What you need to do:
All the data must come back unchanged, except that pictures are left out.

--- Input data ---

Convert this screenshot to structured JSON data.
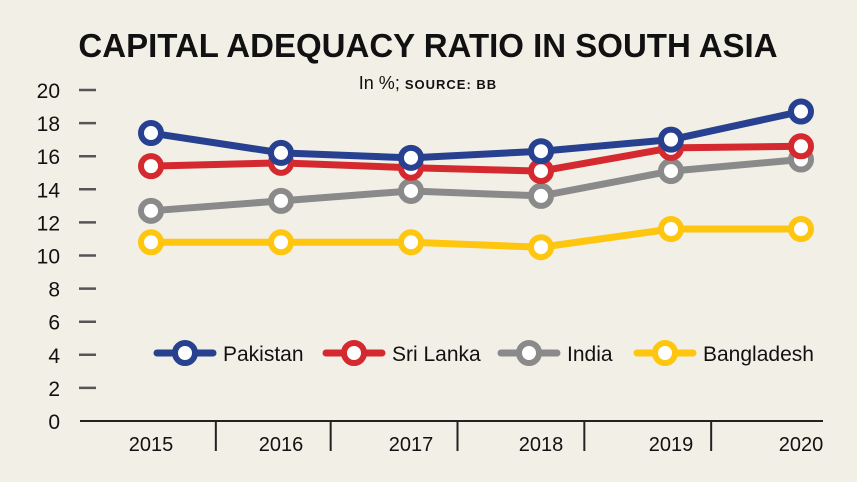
{
  "chart_data": {
    "type": "line",
    "title": "CAPITAL ADEQUACY RATIO IN SOUTH ASIA",
    "subtitle_prefix": "In %;",
    "subtitle_source": "SOURCE: BB",
    "xlabel": "",
    "ylabel": "",
    "ylim": [
      0,
      20
    ],
    "yticks": [
      "0",
      "2",
      "4",
      "6",
      "8",
      "10",
      "12",
      "14",
      "16",
      "18",
      "20"
    ],
    "categories": [
      "2015",
      "2016",
      "2017",
      "2018",
      "2019",
      "2020"
    ],
    "legend_position": "center",
    "series": [
      {
        "name": "Pakistan",
        "color": "#27408f",
        "values": [
          17.4,
          16.2,
          15.9,
          16.3,
          17.0,
          18.7
        ]
      },
      {
        "name": "Sri Lanka",
        "color": "#d42a2f",
        "values": [
          15.4,
          15.6,
          15.3,
          15.1,
          16.5,
          16.6
        ]
      },
      {
        "name": "India",
        "color": "#8a8a8a",
        "values": [
          12.7,
          13.3,
          13.9,
          13.6,
          15.1,
          15.8
        ]
      },
      {
        "name": "Bangladesh",
        "color": "#fec60e",
        "values": [
          10.8,
          10.8,
          10.8,
          10.5,
          11.6,
          11.6
        ]
      }
    ]
  }
}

---

Answer for this exercise:
Convert this screenshot to structured JSON data.
{
  "chart_data": {
    "type": "line",
    "title": "CAPITAL ADEQUACY RATIO IN SOUTH ASIA",
    "subtitle_prefix": "In %;",
    "subtitle_source": "SOURCE: BB",
    "xlabel": "",
    "ylabel": "",
    "ylim": [
      0,
      20
    ],
    "yticks": [
      "0",
      "2",
      "4",
      "6",
      "8",
      "10",
      "12",
      "14",
      "16",
      "18",
      "20"
    ],
    "categories": [
      "2015",
      "2016",
      "2017",
      "2018",
      "2019",
      "2020"
    ],
    "legend_position": "center",
    "series": [
      {
        "name": "Pakistan",
        "color": "#27408f",
        "values": [
          17.4,
          16.2,
          15.9,
          16.3,
          17.0,
          18.7
        ]
      },
      {
        "name": "Sri Lanka",
        "color": "#d42a2f",
        "values": [
          15.4,
          15.6,
          15.3,
          15.1,
          16.5,
          16.6
        ]
      },
      {
        "name": "India",
        "color": "#8a8a8a",
        "values": [
          12.7,
          13.3,
          13.9,
          13.6,
          15.1,
          15.8
        ]
      },
      {
        "name": "Bangladesh",
        "color": "#fec60e",
        "values": [
          10.8,
          10.8,
          10.8,
          10.5,
          11.6,
          11.6
        ]
      }
    ]
  }
}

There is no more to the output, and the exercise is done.